• **WHAT YOU SHOULD DO**: Give back the full listing verbatim, apart from its images.

Begin EXERCISE INPUT

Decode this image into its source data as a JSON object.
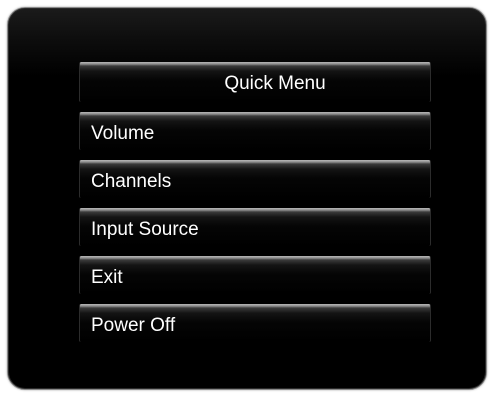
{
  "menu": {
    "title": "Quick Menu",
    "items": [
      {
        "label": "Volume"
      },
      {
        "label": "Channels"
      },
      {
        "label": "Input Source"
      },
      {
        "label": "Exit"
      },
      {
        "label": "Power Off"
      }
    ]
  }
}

End EXERCISE INPUT

• **RESULT**:
Decode this image into its source data as a JSON object.
{
  "menu": {
    "title": "Quick Menu",
    "items": [
      {
        "label": "Volume"
      },
      {
        "label": "Channels"
      },
      {
        "label": "Input Source"
      },
      {
        "label": "Exit"
      },
      {
        "label": "Power Off"
      }
    ]
  }
}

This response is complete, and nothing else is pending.